## WRITTEN EXERCISE
Reproduce the listing below word for word, starting at its first line and ending at the line that contains "lon-tick-label: 125°E [137, 418, 160, 427]", with both of those lines included.

** START SUPPLIED RECORDS **

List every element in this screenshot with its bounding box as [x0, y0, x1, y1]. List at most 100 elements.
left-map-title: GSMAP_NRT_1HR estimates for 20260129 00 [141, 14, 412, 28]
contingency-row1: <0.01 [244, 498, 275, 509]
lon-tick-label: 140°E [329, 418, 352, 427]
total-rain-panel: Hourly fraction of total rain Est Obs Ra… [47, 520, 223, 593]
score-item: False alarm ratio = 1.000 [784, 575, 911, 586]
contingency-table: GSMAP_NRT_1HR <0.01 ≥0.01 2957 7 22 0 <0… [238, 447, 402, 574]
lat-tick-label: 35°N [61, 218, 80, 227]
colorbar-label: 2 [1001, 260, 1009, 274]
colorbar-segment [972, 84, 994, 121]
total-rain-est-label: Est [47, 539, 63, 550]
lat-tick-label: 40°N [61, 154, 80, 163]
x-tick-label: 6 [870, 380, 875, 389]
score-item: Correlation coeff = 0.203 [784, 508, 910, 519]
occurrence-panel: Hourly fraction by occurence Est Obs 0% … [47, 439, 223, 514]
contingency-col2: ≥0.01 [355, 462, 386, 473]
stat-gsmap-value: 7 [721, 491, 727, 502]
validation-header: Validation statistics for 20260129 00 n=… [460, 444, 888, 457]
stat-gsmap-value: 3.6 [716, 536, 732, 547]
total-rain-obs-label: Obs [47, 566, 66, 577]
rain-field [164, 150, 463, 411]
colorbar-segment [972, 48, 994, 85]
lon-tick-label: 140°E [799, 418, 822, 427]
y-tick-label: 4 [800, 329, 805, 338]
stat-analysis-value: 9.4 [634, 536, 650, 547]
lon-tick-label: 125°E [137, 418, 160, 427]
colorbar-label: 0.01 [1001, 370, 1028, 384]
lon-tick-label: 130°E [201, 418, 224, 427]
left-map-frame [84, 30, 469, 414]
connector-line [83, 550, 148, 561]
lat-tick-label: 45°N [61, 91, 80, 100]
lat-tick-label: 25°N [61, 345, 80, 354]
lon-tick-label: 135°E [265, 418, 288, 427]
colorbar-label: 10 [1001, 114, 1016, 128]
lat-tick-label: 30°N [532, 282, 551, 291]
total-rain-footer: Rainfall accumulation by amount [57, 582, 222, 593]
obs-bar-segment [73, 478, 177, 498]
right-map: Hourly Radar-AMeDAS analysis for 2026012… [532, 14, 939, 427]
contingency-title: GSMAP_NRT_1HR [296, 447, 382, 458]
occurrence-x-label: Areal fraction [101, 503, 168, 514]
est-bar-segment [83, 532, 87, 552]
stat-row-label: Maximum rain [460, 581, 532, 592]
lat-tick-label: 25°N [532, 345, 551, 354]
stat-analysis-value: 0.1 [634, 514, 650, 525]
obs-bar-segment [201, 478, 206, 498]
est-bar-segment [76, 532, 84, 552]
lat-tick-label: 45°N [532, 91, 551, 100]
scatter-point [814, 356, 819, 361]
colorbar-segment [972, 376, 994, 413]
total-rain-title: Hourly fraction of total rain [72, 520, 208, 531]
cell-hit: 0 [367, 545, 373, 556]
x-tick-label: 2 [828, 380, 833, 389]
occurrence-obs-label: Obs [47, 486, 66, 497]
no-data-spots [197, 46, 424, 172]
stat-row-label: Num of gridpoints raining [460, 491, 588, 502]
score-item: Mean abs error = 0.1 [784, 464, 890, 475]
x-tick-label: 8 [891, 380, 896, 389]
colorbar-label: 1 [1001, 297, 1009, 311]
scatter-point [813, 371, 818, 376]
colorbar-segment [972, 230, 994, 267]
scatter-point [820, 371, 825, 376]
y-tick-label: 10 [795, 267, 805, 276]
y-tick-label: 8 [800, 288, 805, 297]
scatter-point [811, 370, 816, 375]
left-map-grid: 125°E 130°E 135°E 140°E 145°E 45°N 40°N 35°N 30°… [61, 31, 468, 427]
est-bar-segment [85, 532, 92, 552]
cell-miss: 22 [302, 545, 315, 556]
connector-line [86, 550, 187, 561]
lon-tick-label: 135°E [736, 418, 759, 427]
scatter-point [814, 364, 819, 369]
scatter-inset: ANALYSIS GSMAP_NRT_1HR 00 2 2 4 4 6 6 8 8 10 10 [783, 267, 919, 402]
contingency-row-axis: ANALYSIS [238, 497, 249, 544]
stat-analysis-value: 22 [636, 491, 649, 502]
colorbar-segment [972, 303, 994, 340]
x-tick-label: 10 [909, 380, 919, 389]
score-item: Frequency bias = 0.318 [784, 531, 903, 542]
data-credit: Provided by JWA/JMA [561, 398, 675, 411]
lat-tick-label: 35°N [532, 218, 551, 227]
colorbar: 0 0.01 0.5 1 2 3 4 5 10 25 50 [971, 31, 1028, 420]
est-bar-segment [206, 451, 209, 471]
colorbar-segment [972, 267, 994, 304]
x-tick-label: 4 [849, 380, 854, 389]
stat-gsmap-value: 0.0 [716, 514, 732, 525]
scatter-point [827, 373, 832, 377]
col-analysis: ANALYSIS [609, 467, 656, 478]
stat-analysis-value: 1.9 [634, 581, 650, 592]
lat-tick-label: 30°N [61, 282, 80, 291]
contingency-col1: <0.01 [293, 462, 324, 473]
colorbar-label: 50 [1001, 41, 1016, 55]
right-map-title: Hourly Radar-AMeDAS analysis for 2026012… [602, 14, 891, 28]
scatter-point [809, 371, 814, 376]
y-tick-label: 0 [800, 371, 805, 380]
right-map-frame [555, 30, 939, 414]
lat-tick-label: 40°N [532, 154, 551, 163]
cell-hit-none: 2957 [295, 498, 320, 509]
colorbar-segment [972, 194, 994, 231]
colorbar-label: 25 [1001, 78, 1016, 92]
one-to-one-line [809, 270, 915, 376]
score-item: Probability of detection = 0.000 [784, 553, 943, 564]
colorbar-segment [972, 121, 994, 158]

** END SUPPLIED RECORDS **

## FULL SOLUTION
List every element in this screenshot with its bounding box as [x0, y0, x1, y1]. List at most 100 elements.
left-map-title: GSMAP_NRT_1HR estimates for 20260129 00 [141, 14, 412, 28]
contingency-row1: <0.01 [244, 498, 275, 509]
lon-tick-label: 140°E [329, 418, 352, 427]
total-rain-panel: Hourly fraction of total rain Est Obs Ra… [47, 520, 223, 593]
score-item: False alarm ratio = 1.000 [784, 575, 911, 586]
contingency-table: GSMAP_NRT_1HR <0.01 ≥0.01 2957 7 22 0 <0… [238, 447, 402, 574]
lat-tick-label: 35°N [61, 218, 80, 227]
colorbar-label: 2 [1001, 260, 1009, 274]
colorbar-segment [972, 84, 994, 121]
total-rain-est-label: Est [47, 539, 63, 550]
lat-tick-label: 40°N [61, 154, 80, 163]
x-tick-label: 6 [870, 380, 875, 389]
score-item: Correlation coeff = 0.203 [784, 508, 910, 519]
occurrence-panel: Hourly fraction by occurence Est Obs 0% … [47, 439, 223, 514]
contingency-col2: ≥0.01 [355, 462, 386, 473]
stat-gsmap-value: 7 [721, 491, 727, 502]
validation-header: Validation statistics for 20260129 00 n=… [460, 444, 888, 457]
stat-gsmap-value: 3.6 [716, 536, 732, 547]
total-rain-obs-label: Obs [47, 566, 66, 577]
rain-field [164, 150, 463, 411]
colorbar-segment [972, 48, 994, 85]
lon-tick-label: 140°E [799, 418, 822, 427]
y-tick-label: 4 [800, 329, 805, 338]
stat-analysis-value: 9.4 [634, 536, 650, 547]
lon-tick-label: 125°E [137, 418, 160, 427]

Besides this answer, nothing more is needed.